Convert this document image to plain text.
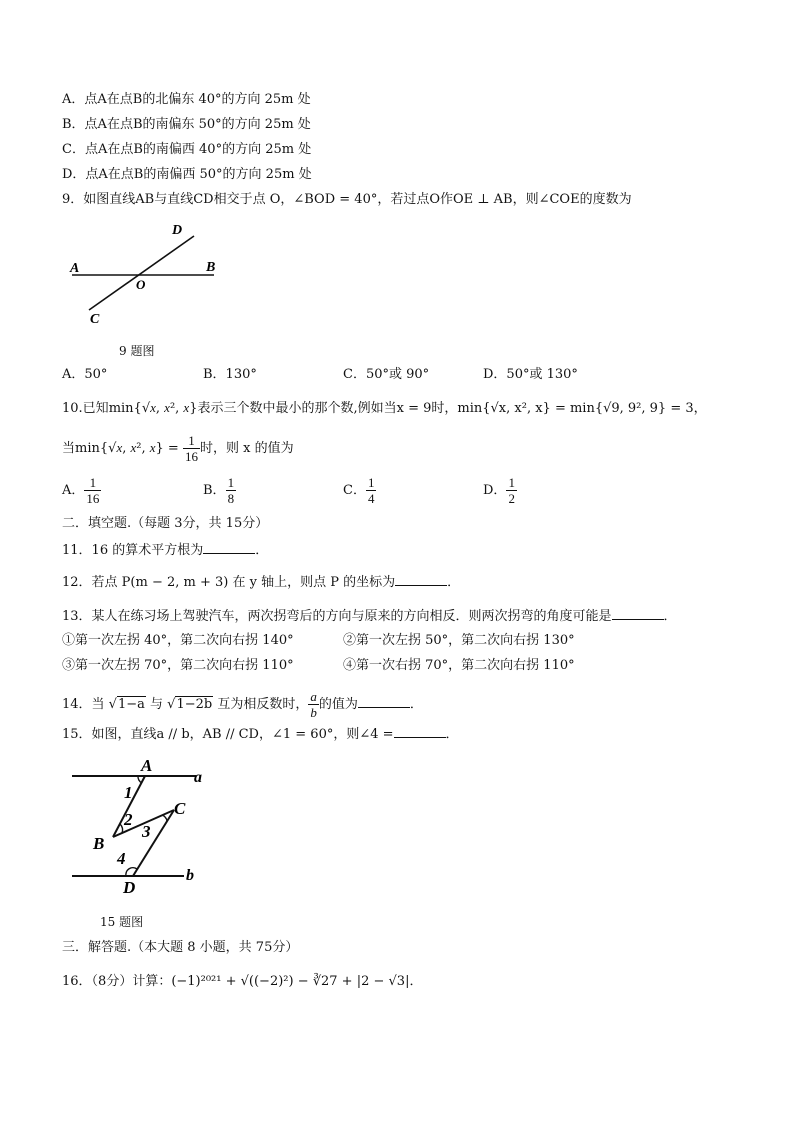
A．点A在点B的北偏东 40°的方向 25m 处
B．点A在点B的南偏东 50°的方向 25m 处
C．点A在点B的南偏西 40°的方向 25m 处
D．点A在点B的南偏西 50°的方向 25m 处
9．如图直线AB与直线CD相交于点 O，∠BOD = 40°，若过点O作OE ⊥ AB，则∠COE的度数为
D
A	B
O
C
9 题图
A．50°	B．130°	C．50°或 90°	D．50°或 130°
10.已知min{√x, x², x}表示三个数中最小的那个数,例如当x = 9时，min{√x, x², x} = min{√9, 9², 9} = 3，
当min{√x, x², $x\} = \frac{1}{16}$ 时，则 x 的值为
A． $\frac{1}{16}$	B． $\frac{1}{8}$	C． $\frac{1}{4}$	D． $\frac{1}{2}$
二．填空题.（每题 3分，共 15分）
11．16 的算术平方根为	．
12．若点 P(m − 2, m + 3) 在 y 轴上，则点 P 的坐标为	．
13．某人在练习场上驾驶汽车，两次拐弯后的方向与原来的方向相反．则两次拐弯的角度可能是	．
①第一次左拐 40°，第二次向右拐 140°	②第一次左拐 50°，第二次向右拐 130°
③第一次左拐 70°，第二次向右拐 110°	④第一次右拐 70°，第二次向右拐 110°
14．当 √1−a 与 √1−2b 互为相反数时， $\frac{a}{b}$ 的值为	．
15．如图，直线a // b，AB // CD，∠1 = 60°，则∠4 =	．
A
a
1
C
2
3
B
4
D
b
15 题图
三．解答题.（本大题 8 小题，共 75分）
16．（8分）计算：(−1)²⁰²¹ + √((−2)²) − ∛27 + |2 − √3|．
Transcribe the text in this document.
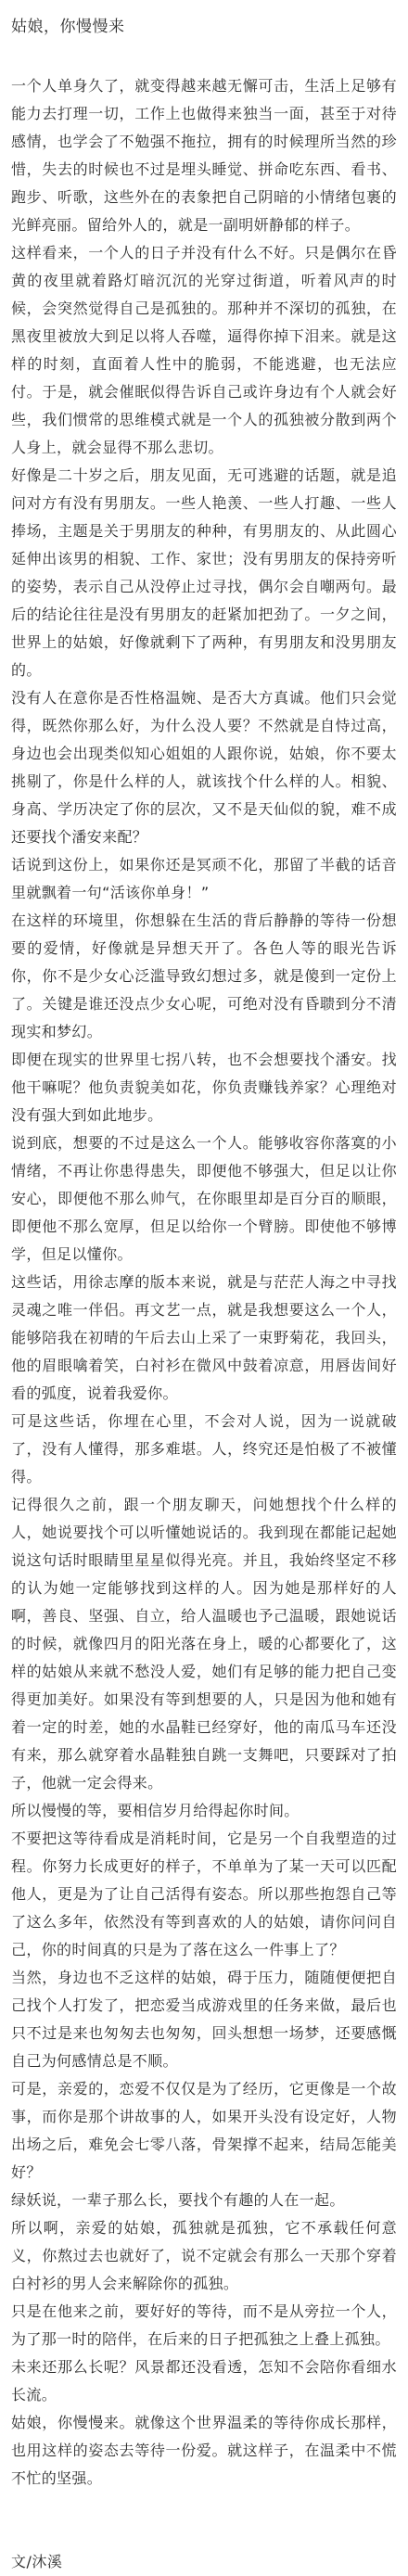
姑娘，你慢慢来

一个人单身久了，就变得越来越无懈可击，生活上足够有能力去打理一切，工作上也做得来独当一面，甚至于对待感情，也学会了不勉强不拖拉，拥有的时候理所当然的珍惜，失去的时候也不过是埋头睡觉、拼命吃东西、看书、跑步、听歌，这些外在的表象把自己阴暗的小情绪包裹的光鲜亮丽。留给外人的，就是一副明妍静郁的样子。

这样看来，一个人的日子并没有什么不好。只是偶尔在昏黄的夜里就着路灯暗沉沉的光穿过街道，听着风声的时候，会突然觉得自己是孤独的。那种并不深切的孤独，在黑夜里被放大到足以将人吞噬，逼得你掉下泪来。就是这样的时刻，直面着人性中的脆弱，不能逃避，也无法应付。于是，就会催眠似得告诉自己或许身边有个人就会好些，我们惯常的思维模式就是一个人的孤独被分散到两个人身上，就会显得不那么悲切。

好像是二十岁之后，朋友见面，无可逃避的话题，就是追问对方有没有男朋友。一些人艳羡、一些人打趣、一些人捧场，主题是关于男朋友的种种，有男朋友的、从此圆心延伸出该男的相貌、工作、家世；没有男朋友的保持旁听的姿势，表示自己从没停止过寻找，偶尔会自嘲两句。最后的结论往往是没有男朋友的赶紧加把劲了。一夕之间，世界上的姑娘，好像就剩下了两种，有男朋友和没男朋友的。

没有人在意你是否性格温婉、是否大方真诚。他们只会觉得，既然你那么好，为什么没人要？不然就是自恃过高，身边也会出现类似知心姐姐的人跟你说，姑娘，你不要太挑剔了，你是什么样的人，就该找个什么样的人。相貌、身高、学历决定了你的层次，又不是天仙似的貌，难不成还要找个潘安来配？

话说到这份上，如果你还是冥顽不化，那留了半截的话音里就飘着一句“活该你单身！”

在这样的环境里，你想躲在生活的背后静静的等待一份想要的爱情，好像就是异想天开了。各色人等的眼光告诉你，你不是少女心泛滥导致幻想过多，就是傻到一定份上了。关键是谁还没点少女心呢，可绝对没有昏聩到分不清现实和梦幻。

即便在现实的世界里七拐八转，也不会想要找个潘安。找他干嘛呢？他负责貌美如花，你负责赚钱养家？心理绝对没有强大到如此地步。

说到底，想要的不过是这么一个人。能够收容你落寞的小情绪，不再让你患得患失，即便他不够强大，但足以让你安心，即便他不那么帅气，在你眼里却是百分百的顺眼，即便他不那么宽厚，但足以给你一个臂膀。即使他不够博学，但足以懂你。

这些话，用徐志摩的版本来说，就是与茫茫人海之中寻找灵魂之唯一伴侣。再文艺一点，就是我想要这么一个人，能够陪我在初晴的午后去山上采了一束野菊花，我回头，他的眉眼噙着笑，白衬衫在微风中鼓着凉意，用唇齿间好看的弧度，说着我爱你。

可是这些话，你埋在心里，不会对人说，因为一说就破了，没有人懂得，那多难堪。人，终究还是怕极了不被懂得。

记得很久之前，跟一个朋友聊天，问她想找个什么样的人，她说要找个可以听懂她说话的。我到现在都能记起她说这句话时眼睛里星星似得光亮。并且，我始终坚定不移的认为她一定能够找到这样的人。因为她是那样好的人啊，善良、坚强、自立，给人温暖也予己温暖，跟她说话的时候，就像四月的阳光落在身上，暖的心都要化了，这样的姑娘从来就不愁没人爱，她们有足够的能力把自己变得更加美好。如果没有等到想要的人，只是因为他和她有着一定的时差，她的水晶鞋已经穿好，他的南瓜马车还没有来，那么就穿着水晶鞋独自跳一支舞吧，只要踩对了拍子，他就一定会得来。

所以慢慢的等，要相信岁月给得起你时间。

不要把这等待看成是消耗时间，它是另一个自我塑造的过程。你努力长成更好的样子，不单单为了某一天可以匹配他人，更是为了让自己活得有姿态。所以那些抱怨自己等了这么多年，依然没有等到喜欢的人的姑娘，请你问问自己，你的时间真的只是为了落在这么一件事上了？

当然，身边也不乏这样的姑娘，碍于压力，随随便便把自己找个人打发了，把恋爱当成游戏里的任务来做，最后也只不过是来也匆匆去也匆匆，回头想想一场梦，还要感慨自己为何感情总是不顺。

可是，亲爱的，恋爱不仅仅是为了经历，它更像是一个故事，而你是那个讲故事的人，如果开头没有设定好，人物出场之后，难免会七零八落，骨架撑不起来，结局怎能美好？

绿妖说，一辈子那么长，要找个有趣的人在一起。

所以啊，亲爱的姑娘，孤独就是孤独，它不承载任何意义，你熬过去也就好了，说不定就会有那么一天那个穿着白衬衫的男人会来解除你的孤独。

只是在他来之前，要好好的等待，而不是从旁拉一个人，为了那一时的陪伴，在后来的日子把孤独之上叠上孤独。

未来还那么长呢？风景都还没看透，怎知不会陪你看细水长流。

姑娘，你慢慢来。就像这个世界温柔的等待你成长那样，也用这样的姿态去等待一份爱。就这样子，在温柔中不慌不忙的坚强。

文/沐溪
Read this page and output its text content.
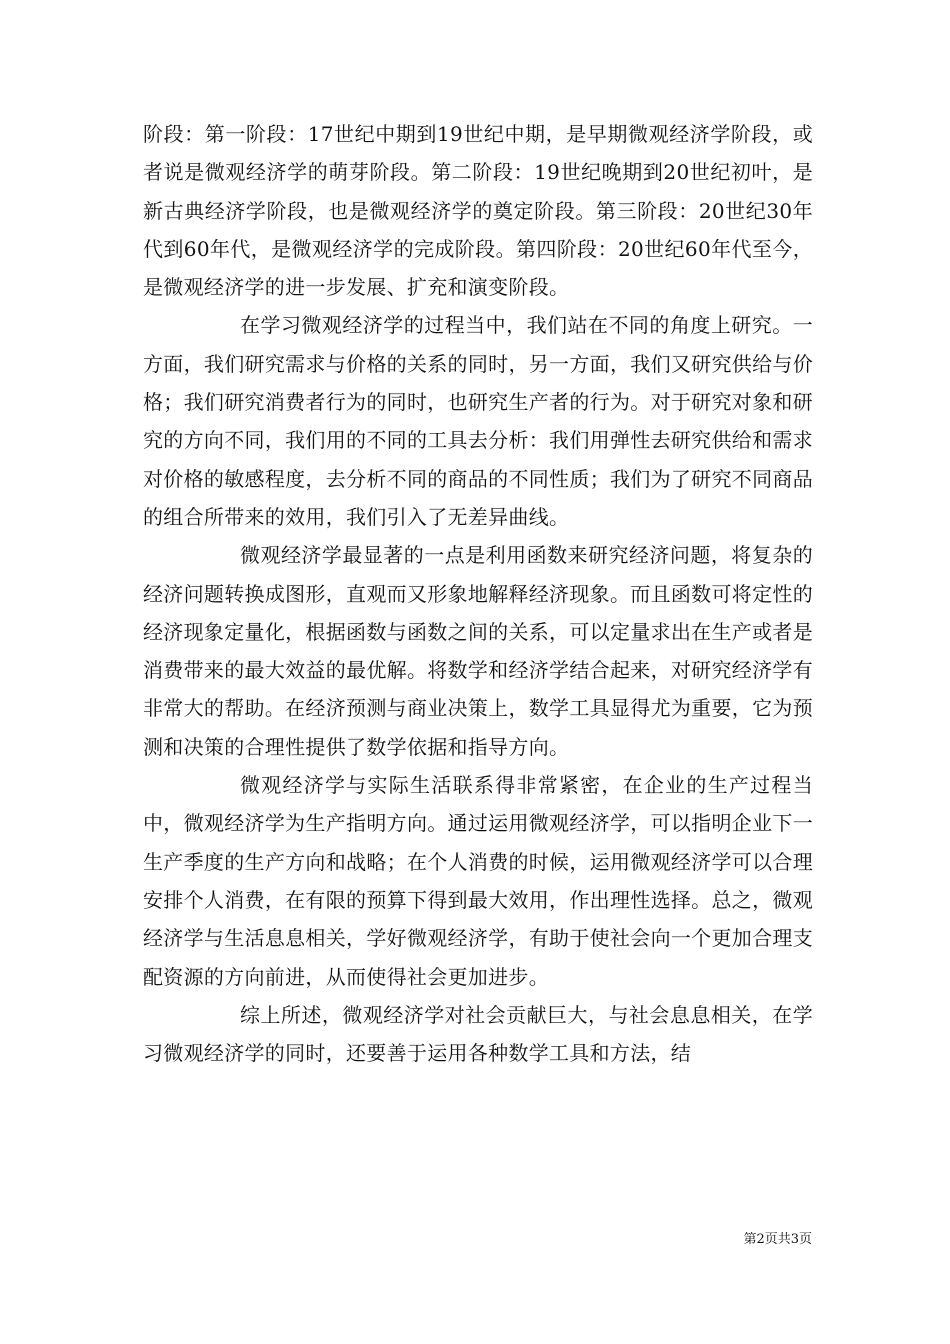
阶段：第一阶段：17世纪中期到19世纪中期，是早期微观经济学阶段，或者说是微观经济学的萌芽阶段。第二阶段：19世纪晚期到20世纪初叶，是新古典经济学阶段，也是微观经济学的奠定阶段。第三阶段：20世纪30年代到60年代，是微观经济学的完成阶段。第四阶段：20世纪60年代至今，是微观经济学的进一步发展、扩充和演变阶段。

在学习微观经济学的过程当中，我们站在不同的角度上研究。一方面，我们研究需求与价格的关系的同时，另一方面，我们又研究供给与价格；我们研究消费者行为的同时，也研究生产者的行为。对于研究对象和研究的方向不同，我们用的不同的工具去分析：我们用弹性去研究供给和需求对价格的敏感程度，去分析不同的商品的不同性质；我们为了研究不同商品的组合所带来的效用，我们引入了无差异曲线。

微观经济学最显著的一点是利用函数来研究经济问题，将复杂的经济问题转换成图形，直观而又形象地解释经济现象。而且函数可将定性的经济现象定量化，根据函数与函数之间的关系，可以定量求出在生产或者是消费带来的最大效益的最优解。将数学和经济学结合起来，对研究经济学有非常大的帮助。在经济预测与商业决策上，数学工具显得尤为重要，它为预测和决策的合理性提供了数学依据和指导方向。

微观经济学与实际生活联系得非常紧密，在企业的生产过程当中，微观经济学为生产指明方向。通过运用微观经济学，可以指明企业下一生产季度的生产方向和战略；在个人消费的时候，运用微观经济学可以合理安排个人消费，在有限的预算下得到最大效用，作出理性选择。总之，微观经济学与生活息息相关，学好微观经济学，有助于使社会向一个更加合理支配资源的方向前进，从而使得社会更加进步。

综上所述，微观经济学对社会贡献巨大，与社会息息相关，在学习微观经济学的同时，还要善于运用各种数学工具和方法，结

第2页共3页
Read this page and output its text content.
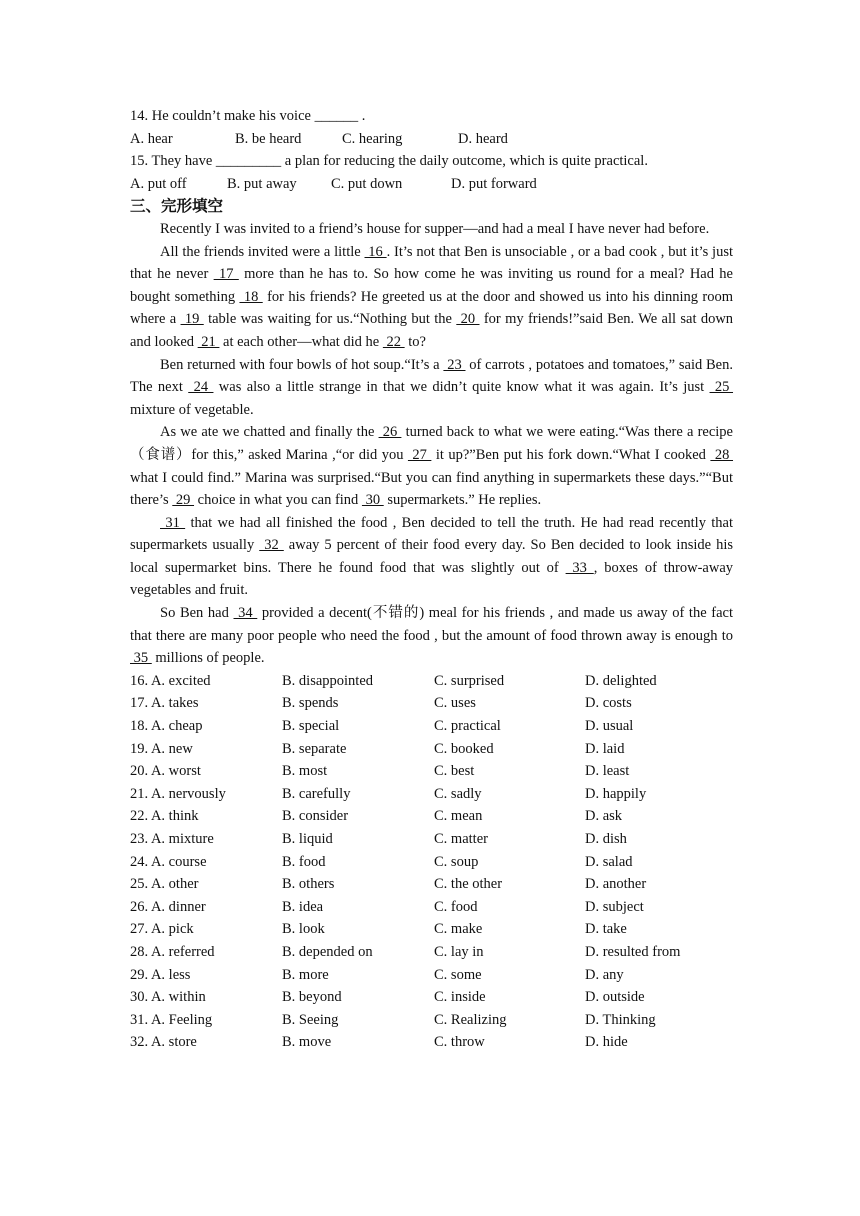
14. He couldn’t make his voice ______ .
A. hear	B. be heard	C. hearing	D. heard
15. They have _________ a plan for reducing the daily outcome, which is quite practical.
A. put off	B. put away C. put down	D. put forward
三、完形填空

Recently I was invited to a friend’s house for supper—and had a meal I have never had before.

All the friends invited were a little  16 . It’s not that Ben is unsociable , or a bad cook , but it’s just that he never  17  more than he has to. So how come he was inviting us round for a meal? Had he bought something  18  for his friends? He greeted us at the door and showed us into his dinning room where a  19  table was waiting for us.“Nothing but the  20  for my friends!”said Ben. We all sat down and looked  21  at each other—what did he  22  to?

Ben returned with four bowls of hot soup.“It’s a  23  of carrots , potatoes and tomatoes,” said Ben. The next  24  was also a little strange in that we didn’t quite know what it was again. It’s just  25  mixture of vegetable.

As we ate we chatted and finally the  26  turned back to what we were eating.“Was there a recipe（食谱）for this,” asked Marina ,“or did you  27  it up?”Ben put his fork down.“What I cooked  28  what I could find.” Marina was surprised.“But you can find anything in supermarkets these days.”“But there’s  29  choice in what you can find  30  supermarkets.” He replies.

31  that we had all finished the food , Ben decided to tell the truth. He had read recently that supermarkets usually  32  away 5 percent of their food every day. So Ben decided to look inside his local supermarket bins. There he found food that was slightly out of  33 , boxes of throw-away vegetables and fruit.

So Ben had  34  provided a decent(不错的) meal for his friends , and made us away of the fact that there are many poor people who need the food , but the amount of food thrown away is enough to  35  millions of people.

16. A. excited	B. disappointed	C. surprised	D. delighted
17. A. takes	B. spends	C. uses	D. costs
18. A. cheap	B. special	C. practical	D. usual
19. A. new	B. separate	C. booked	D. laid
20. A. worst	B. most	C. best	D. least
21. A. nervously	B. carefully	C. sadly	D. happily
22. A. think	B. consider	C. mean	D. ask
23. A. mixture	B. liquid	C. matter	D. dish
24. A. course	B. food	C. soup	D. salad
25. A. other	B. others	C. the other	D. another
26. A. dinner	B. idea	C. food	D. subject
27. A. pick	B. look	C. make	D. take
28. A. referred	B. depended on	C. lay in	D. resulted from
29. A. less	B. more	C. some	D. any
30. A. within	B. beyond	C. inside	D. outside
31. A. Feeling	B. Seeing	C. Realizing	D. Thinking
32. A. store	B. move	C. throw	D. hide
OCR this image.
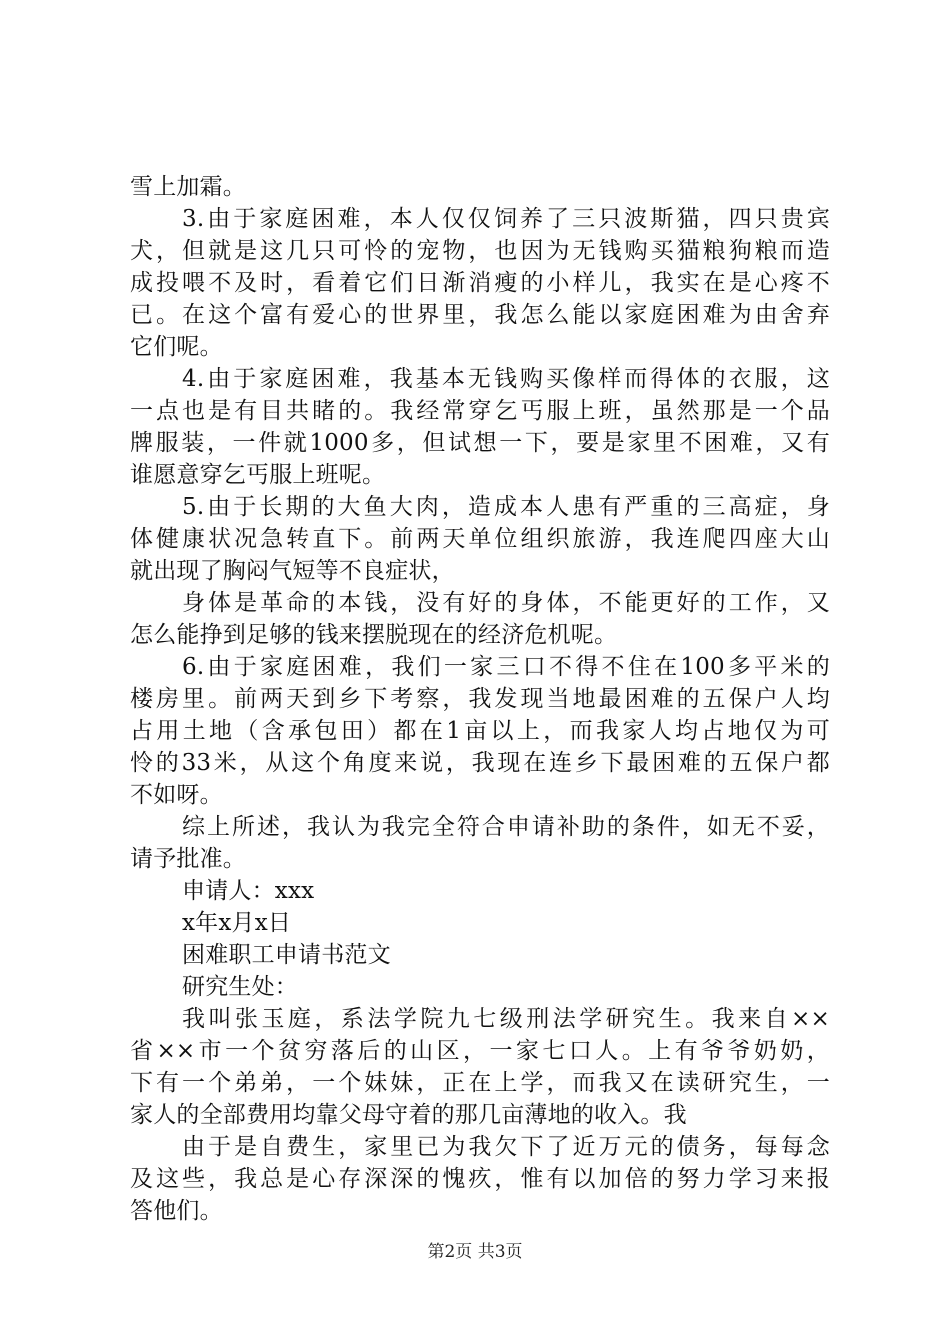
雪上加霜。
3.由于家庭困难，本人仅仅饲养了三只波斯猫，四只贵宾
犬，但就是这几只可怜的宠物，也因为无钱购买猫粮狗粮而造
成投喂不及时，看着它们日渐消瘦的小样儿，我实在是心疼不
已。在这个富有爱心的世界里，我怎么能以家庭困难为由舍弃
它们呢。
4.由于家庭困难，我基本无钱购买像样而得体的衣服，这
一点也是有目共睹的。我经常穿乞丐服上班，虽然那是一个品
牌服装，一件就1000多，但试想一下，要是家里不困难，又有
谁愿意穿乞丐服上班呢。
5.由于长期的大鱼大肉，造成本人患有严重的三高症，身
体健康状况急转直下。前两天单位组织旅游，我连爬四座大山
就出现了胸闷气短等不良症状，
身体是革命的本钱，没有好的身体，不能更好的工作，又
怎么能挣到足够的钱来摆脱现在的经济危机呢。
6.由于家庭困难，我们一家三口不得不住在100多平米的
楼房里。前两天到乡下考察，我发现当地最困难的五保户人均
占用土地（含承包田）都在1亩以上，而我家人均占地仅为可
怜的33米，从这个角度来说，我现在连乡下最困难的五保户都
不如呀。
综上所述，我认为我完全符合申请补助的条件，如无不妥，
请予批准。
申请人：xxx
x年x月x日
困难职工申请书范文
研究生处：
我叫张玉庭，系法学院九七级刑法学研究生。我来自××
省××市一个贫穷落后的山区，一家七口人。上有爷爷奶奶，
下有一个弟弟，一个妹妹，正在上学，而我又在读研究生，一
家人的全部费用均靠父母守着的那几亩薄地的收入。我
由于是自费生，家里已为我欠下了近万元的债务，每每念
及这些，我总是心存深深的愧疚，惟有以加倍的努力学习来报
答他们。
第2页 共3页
··········
# [Task requirements]
Leave out all pictures and retype precisely the lines that run from the line containing "OCR this image." to the last line of the records.

# [The answer]
OCR this image.
雪上加霜。
3.由于家庭困难，本人仅仅饲养了三只波斯猫，四只贵宾
犬，但就是这几只可怜的宠物，也因为无钱购买猫粮狗粮而造
成投喂不及时，看着它们日渐消瘦的小样儿，我实在是心疼不
已。在这个富有爱心的世界里，我怎么能以家庭困难为由舍弃
它们呢。
4.由于家庭困难，我基本无钱购买像样而得体的衣服，这
一点也是有目共睹的。我经常穿乞丐服上班，虽然那是一个品
牌服装，一件就1000多，但试想一下，要是家里不困难，又有
谁愿意穿乞丐服上班呢。
5.由于长期的大鱼大肉，造成本人患有严重的三高症，身
体健康状况急转直下。前两天单位组织旅游，我连爬四座大山
就出现了胸闷气短等不良症状，
身体是革命的本钱，没有好的身体，不能更好的工作，又
怎么能挣到足够的钱来摆脱现在的经济危机呢。
6.由于家庭困难，我们一家三口不得不住在100多平米的
楼房里。前两天到乡下考察，我发现当地最困难的五保户人均
占用土地（含承包田）都在1亩以上，而我家人均占地仅为可
怜的33米，从这个角度来说，我现在连乡下最困难的五保户都
不如呀。
综上所述，我认为我完全符合申请补助的条件，如无不妥，
请予批准。
申请人：xxx
x年x月x日
困难职工申请书范文
研究生处：
我叫张玉庭，系法学院九七级刑法学研究生。我来自××
省××市一个贫穷落后的山区，一家七口人。上有爷爷奶奶，
下有一个弟弟，一个妹妹，正在上学，而我又在读研究生，一
家人的全部费用均靠父母守着的那几亩薄地的收入。我
由于是自费生，家里已为我欠下了近万元的债务，每每念
及这些，我总是心存深深的愧疚，惟有以加倍的努力学习来报
答他们。
第2页 共3页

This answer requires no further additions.